(Extracted data entries)

_ _ _ _ _

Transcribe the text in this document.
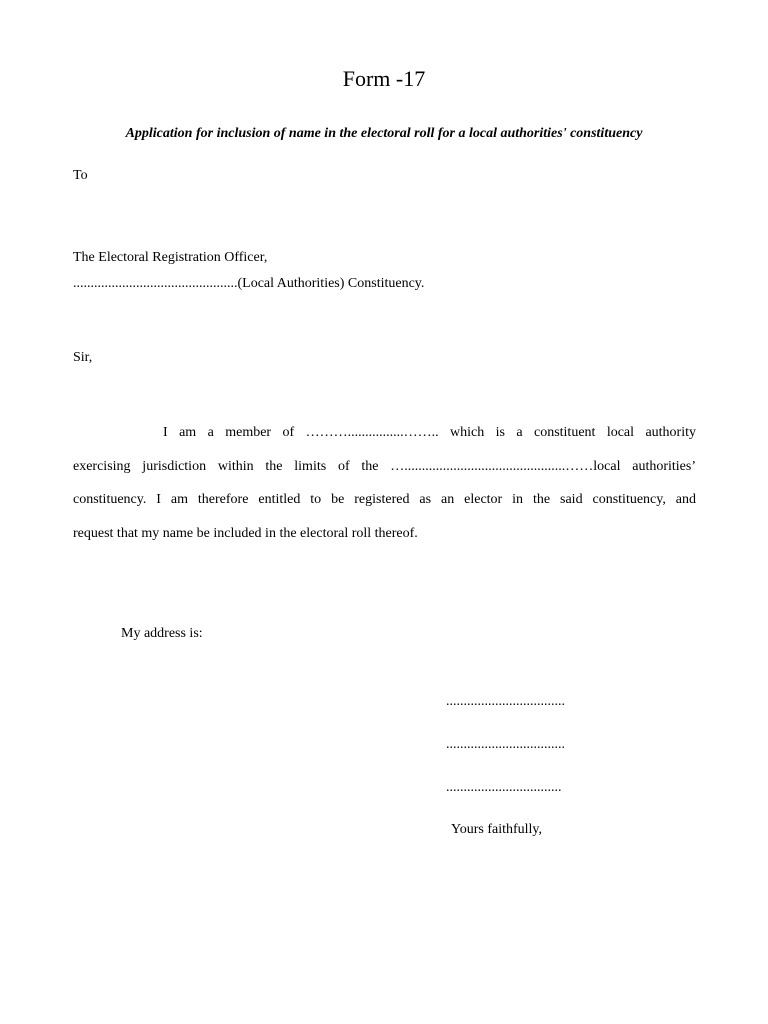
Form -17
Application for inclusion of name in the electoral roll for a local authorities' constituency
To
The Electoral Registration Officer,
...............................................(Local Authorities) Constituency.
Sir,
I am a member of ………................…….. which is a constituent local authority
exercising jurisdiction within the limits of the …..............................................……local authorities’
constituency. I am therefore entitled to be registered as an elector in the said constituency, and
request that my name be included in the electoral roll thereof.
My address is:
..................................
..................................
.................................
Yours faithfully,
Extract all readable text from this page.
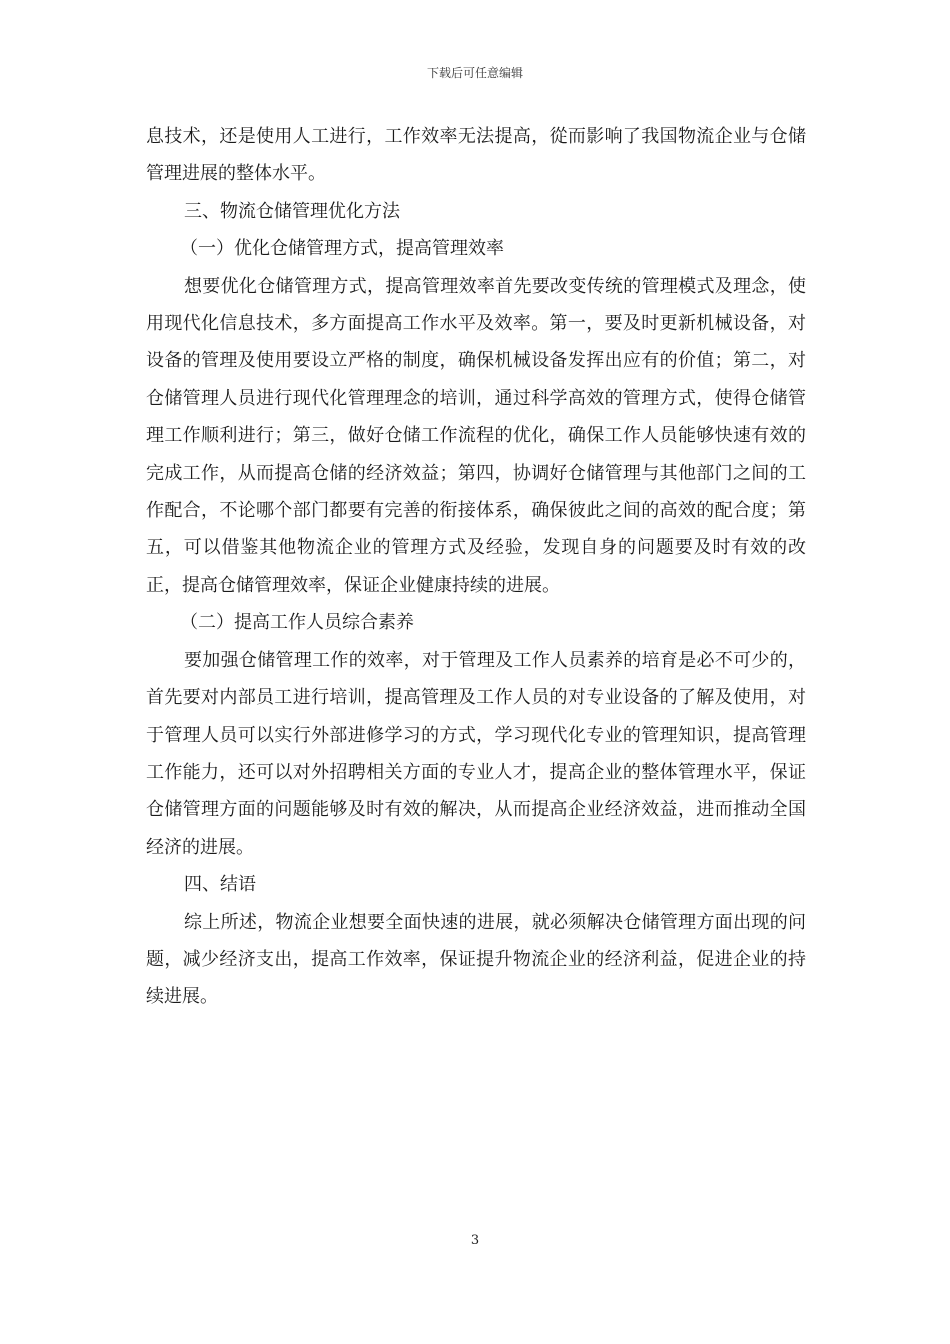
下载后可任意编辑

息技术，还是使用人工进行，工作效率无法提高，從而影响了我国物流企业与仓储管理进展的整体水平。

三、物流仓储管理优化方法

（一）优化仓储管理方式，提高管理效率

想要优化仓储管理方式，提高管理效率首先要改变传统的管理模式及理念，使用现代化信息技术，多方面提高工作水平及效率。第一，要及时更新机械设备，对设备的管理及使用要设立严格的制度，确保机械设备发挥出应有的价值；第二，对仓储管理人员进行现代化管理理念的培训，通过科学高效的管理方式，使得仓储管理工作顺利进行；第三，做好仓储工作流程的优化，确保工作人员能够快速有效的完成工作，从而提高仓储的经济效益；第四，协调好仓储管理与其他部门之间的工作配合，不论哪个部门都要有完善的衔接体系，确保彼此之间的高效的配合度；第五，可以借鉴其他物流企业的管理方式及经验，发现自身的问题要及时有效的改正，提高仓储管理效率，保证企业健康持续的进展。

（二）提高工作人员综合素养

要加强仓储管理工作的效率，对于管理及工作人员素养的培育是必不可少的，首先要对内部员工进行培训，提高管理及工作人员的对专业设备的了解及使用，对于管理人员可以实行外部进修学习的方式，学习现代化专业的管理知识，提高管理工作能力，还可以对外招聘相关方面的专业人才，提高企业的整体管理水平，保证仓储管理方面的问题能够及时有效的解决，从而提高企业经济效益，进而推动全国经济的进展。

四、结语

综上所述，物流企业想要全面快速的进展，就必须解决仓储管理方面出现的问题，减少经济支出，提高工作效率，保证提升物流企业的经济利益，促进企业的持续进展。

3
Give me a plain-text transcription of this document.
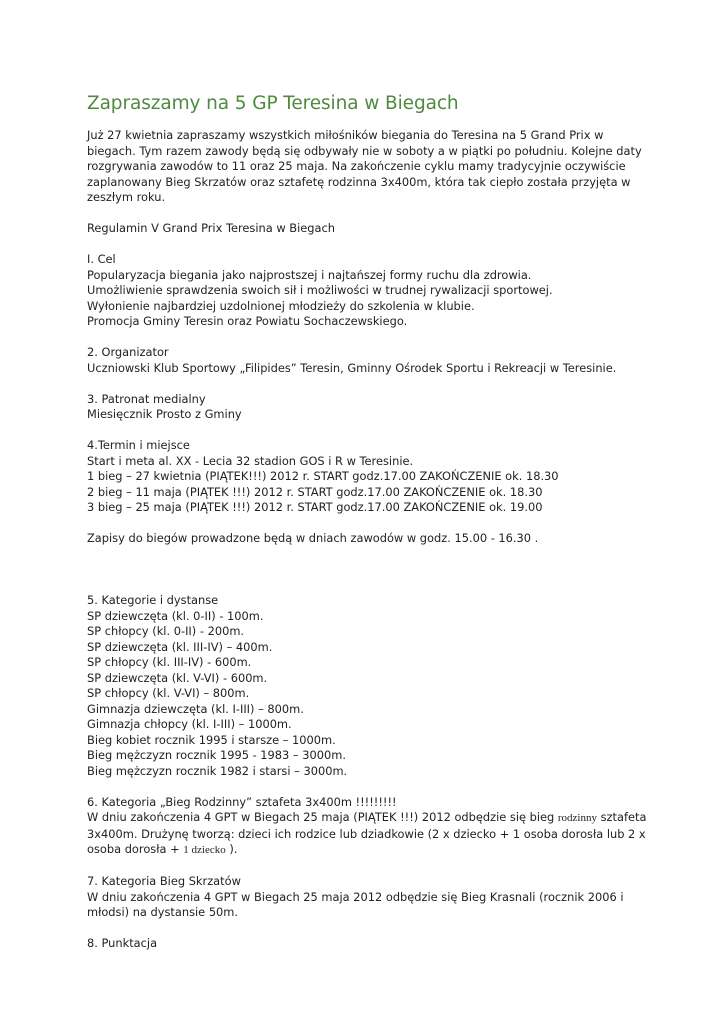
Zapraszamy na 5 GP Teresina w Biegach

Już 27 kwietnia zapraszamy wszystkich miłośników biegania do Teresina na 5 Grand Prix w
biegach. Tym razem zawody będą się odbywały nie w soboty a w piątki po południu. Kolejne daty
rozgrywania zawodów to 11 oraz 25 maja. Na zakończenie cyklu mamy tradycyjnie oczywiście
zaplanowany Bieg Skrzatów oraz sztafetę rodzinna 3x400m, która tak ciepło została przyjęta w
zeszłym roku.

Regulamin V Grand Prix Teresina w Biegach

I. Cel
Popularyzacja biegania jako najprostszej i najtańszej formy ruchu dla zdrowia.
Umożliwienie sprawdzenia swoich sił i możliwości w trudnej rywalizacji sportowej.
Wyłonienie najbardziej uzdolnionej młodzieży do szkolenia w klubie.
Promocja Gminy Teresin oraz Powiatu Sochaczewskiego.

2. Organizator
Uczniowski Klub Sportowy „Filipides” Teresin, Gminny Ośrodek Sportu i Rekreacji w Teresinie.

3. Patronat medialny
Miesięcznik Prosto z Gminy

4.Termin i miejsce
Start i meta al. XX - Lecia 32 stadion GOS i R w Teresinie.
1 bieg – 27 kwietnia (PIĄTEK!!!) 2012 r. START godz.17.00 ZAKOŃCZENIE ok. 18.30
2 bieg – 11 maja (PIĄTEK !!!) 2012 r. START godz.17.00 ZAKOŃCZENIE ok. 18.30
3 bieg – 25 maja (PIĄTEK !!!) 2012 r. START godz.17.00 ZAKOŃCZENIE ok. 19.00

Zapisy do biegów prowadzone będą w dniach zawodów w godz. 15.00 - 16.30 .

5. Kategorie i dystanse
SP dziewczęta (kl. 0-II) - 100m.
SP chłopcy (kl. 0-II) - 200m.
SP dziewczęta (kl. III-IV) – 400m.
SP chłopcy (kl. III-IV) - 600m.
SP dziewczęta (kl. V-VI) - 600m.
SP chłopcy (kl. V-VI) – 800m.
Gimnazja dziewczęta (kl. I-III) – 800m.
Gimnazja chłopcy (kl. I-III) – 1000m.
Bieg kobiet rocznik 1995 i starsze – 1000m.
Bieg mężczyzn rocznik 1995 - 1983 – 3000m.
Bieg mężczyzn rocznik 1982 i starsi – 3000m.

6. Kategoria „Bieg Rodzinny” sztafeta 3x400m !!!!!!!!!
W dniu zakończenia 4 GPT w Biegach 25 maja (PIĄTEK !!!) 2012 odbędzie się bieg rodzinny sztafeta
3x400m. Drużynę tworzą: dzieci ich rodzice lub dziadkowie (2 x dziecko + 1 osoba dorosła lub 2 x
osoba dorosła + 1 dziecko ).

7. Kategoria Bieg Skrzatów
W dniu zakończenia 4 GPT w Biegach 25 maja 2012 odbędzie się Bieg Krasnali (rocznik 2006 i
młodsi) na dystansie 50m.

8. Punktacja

_ _ _ _ _

__Exercise directions__:
Reproduce every line exactly and omit all pictures.

__Output for this task__:
Transcribe the text in this document.
Form -17
Application for inclusion of name in the electoral roll for a local authorities' constituency
To
The Electoral Registration Officer,
...............................................(Local Authorities) Constituency.
Sir,
I am a member of ………................…….. which is a constituent local authority
exercising jurisdiction within the limits of the …..............................................……local authorities’
constituency. I am therefore entitled to be registered as an elector in the said constituency, and
request that my name be included in the electoral roll thereof.
My address is:
..................................
..................................
.................................
Yours faithfully,
Extract all readable text from this page.
下载后可任意编辑

息技术，还是使用人工进行，工作效率无法提高，從而影响了我国物流企业与仓储管理进展的整体水平。

三、物流仓储管理优化方法

（一）优化仓储管理方式，提高管理效率

想要优化仓储管理方式，提高管理效率首先要改变传统的管理模式及理念，使用现代化信息技术，多方面提高工作水平及效率。第一，要及时更新机械设备，对设备的管理及使用要设立严格的制度，确保机械设备发挥出应有的价值；第二，对仓储管理人员进行现代化管理理念的培训，通过科学高效的管理方式，使得仓储管理工作顺利进行；第三，做好仓储工作流程的优化，确保工作人员能够快速有效的完成工作，从而提高仓储的经济效益；第四，协调好仓储管理与其他部门之间的工作配合，不论哪个部门都要有完善的衔接体系，确保彼此之间的高效的配合度；第五，可以借鉴其他物流企业的管理方式及经验，发现自身的问题要及时有效的改正，提高仓储管理效率，保证企业健康持续的进展。

（二）提高工作人员综合素养

要加强仓储管理工作的效率，对于管理及工作人员素养的培育是必不可少的，首先要对内部员工进行培训，提高管理及工作人员的对专业设备的了解及使用，对于管理人员可以实行外部进修学习的方式，学习现代化专业的管理知识，提高管理工作能力，还可以对外招聘相关方面的专业人才，提高企业的整体管理水平，保证仓储管理方面的问题能够及时有效的解决，从而提高企业经济效益，进而推动全国经济的进展。

四、结语

综上所述，物流企业想要全面快速的进展，就必须解决仓储管理方面出现的问题，减少经济支出，提高工作效率，保证提升物流企业的经济利益，促进企业的持续进展。

3
Give me a plain-text transcription of this document.
Zapraszamy na 5 GP Teresina w Biegach

Już 27 kwietnia zapraszamy wszystkich miłośników biegania do Teresina na 5 Grand Prix w
biegach. Tym razem zawody będą się odbywały nie w soboty a w piątki po południu. Kolejne daty
rozgrywania zawodów to 11 oraz 25 maja. Na zakończenie cyklu mamy tradycyjnie oczywiście
zaplanowany Bieg Skrzatów oraz sztafetę rodzinna 3x400m, która tak ciepło została przyjęta w
zeszłym roku.

Regulamin V Grand Prix Teresina w Biegach

I. Cel
Popularyzacja biegania jako najprostszej i najtańszej formy ruchu dla zdrowia.
Umożliwienie sprawdzenia swoich sił i możliwości w trudnej rywalizacji sportowej.
Wyłonienie najbardziej uzdolnionej młodzieży do szkolenia w klubie.
Promocja Gminy Teresin oraz Powiatu Sochaczewskiego.

2. Organizator
Uczniowski Klub Sportowy „Filipides” Teresin, Gminny Ośrodek Sportu i Rekreacji w Teresinie.

3. Patronat medialny
Miesięcznik Prosto z Gminy

4.Termin i miejsce
Start i meta al. XX - Lecia 32 stadion GOS i R w Teresinie.
1 bieg – 27 kwietnia (PIĄTEK!!!) 2012 r. START godz.17.00 ZAKOŃCZENIE ok. 18.30
2 bieg – 11 maja (PIĄTEK !!!) 2012 r. START godz.17.00 ZAKOŃCZENIE ok. 18.30
3 bieg – 25 maja (PIĄTEK !!!) 2012 r. START godz.17.00 ZAKOŃCZENIE ok. 19.00

Zapisy do biegów prowadzone będą w dniach zawodów w godz. 15.00 - 16.30 .

5. Kategorie i dystanse
SP dziewczęta (kl. 0-II) - 100m.
SP chłopcy (kl. 0-II) - 200m.
SP dziewczęta (kl. III-IV) – 400m.
SP chłopcy (kl. III-IV) - 600m.
SP dziewczęta (kl. V-VI) - 600m.
SP chłopcy (kl. V-VI) – 800m.
Gimnazja dziewczęta (kl. I-III) – 800m.
Gimnazja chłopcy (kl. I-III) – 1000m.
Bieg kobiet rocznik 1995 i starsze – 1000m.
Bieg mężczyzn rocznik 1995 - 1983 – 3000m.
Bieg mężczyzn rocznik 1982 i starsi – 3000m.

6. Kategoria „Bieg Rodzinny” sztafeta 3x400m !!!!!!!!!
W dniu zakończenia 4 GPT w Biegach 25 maja (PIĄTEK !!!) 2012 odbędzie się bieg rodzinny sztafeta
3x400m. Drużynę tworzą: dzieci ich rodzice lub dziadkowie (2 x dziecko + 1 osoba dorosła lub 2 x
osoba dorosła + 1 dziecko ).

7. Kategoria Bieg Skrzatów
W dniu zakończenia 4 GPT w Biegach 25 maja 2012 odbędzie się Bieg Krasnali (rocznik 2006 i
młodsi) na dystansie 50m.

8. Punktacja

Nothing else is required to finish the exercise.